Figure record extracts
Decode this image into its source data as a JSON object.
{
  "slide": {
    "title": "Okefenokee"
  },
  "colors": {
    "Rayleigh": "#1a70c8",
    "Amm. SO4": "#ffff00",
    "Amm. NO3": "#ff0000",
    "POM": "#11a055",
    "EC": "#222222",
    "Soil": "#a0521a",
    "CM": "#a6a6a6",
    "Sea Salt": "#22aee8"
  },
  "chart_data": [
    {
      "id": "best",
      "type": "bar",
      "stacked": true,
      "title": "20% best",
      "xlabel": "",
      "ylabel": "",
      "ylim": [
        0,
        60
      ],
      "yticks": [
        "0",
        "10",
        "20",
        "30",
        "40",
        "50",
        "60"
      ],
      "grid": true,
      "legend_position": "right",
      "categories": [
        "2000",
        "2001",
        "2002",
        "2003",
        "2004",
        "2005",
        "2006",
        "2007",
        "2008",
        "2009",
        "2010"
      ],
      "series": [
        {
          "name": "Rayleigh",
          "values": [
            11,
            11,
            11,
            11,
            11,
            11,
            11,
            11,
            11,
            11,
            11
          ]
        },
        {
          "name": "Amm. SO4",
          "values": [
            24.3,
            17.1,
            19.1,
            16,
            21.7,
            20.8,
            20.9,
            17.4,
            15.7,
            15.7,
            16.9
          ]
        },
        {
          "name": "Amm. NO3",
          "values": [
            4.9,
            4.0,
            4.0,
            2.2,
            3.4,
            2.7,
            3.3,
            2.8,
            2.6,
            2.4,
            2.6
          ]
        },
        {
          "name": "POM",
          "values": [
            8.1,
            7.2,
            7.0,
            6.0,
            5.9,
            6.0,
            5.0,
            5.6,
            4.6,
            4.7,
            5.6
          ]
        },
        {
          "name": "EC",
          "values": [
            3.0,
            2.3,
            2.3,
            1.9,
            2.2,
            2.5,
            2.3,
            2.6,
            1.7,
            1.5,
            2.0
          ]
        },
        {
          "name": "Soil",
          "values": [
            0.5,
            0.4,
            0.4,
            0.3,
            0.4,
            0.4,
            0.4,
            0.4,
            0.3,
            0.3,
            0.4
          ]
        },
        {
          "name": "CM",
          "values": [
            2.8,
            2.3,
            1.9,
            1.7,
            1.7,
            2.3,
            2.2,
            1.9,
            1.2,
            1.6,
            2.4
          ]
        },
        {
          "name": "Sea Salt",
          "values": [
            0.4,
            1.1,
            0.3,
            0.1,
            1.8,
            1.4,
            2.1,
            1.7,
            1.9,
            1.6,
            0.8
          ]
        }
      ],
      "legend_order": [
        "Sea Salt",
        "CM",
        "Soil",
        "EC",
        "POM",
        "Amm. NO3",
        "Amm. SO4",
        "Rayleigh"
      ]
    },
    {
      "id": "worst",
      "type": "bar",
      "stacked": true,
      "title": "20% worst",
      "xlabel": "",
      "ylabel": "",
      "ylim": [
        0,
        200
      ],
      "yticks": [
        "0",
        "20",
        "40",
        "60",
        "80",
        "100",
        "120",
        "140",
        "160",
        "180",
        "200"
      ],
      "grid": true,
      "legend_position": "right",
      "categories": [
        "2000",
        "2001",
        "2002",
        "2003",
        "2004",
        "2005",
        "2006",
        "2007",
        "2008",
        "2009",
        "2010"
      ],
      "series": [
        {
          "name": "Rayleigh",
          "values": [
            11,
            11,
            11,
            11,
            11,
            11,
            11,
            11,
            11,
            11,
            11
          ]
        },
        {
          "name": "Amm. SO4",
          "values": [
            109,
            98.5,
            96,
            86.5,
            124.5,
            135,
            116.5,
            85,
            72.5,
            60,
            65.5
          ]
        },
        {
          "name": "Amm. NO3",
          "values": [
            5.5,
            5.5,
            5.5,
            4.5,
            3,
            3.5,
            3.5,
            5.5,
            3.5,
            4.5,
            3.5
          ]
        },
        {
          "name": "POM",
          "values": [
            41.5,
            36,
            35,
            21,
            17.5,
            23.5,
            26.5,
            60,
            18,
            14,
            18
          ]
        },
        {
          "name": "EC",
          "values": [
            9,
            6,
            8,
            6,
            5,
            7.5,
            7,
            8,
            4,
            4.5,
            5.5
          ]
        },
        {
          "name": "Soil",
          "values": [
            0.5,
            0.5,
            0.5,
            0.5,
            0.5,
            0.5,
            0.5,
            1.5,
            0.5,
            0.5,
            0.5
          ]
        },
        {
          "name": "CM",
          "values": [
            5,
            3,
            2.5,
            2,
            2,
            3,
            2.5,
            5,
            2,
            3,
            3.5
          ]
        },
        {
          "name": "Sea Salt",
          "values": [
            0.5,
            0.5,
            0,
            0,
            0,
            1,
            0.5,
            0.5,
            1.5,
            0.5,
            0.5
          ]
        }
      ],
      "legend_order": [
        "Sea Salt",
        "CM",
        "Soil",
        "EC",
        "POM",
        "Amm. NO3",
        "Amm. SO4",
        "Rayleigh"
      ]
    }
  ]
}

Your instructions:
Please output the entries above, every line exactly as it reads.

Exercise response:
Decode this image into its source data as a JSON object.
{
  "slide": {
    "title": "Okefenokee"
  },
  "colors": {
    "Rayleigh": "#1a70c8",
    "Amm. SO4": "#ffff00",
    "Amm. NO3": "#ff0000",
    "POM": "#11a055",
    "EC": "#222222",
    "Soil": "#a0521a",
    "CM": "#a6a6a6",
    "Sea Salt": "#22aee8"
  },
  "chart_data": [
    {
      "id": "best",
      "type": "bar",
      "stacked": true,
      "title": "20% best",
      "xlabel": "",
      "ylabel": "",
      "ylim": [
        0,
        60
      ],
      "yticks": [
        "0",
        "10",
        "20",
        "30",
        "40",
        "50",
        "60"
      ],
      "grid": true,
      "legend_position": "right",
      "categories": [
        "2000",
        "2001",
        "2002",
        "2003",
        "2004",
        "2005",
        "2006",
        "2007",
        "2008",
        "2009",
        "2010"
      ],
      "series": [
        {
          "name": "Rayleigh",
          "values": [
            11,
            11,
            11,
            11,
            11,
            11,
            11,
            11,
            11,
            11,
            11
          ]
        },
        {
          "name": "Amm. SO4",
          "values": [
            24.3,
            17.1,
            19.1,
            16,
            21.7,
            20.8,
            20.9,
            17.4,
            15.7,
            15.7,
            16.9
          ]
        },
        {
          "name": "Amm. NO3",
          "values": [
            4.9,
            4.0,
            4.0,
            2.2,
            3.4,
            2.7,
            3.3,
            2.8,
            2.6,
            2.4,
            2.6
          ]
        },
        {
          "name": "POM",
          "values": [
            8.1,
            7.2,
            7.0,
            6.0,
            5.9,
            6.0,
            5.0,
            5.6,
            4.6,
            4.7,
            5.6
          ]
        },
        {
          "name": "EC",
          "values": [
            3.0,
            2.3,
            2.3,
            1.9,
            2.2,
            2.5,
            2.3,
            2.6,
            1.7,
            1.5,
            2.0
          ]
        },
        {
          "name": "Soil",
          "values": [
            0.5,
            0.4,
            0.4,
            0.3,
            0.4,
            0.4,
            0.4,
            0.4,
            0.3,
            0.3,
            0.4
          ]
        },
        {
          "name": "CM",
          "values": [
            2.8,
            2.3,
            1.9,
            1.7,
            1.7,
            2.3,
            2.2,
            1.9,
            1.2,
            1.6,
            2.4
          ]
        },
        {
          "name": "Sea Salt",
          "values": [
            0.4,
            1.1,
            0.3,
            0.1,
            1.8,
            1.4,
            2.1,
            1.7,
            1.9,
            1.6,
            0.8
          ]
        }
      ],
      "legend_order": [
        "Sea Salt",
        "CM",
        "Soil",
        "EC",
        "POM",
        "Amm. NO3",
        "Amm. SO4",
        "Rayleigh"
      ]
    },
    {
      "id": "worst",
      "type": "bar",
      "stacked": true,
      "title": "20% worst",
      "xlabel": "",
      "ylabel": "",
      "ylim": [
        0,
        200
      ],
      "yticks": [
        "0",
        "20",
        "40",
        "60",
        "80",
        "100",
        "120",
        "140",
        "160",
        "180",
        "200"
      ],
      "grid": true,
      "legend_position": "right",
      "categories": [
        "2000",
        "2001",
        "2002",
        "2003",
        "2004",
        "2005",
        "2006",
        "2007",
        "2008",
        "2009",
        "2010"
      ],
      "series": [
        {
          "name": "Rayleigh",
          "values": [
            11,
            11,
            11,
            11,
            11,
            11,
            11,
            11,
            11,
            11,
            11
          ]
        },
        {
          "name": "Amm. SO4",
          "values": [
            109,
            98.5,
            96,
            86.5,
            124.5,
            135,
            116.5,
            85,
            72.5,
            60,
            65.5
          ]
        },
        {
          "name": "Amm. NO3",
          "values": [
            5.5,
            5.5,
            5.5,
            4.5,
            3,
            3.5,
            3.5,
            5.5,
            3.5,
            4.5,
            3.5
          ]
        },
        {
          "name": "POM",
          "values": [
            41.5,
            36,
            35,
            21,
            17.5,
            23.5,
            26.5,
            60,
            18,
            14,
            18
          ]
        },
        {
          "name": "EC",
          "values": [
            9,
            6,
            8,
            6,
            5,
            7.5,
            7,
            8,
            4,
            4.5,
            5.5
          ]
        },
        {
          "name": "Soil",
          "values": [
            0.5,
            0.5,
            0.5,
            0.5,
            0.5,
            0.5,
            0.5,
            1.5,
            0.5,
            0.5,
            0.5
          ]
        },
        {
          "name": "CM",
          "values": [
            5,
            3,
            2.5,
            2,
            2,
            3,
            2.5,
            5,
            2,
            3,
            3.5
          ]
        },
        {
          "name": "Sea Salt",
          "values": [
            0.5,
            0.5,
            0,
            0,
            0,
            1,
            0.5,
            0.5,
            1.5,
            0.5,
            0.5
          ]
        }
      ],
      "legend_order": [
        "Sea Salt",
        "CM",
        "Soil",
        "EC",
        "POM",
        "Amm. NO3",
        "Amm. SO4",
        "Rayleigh"
      ]
    }
  ]
}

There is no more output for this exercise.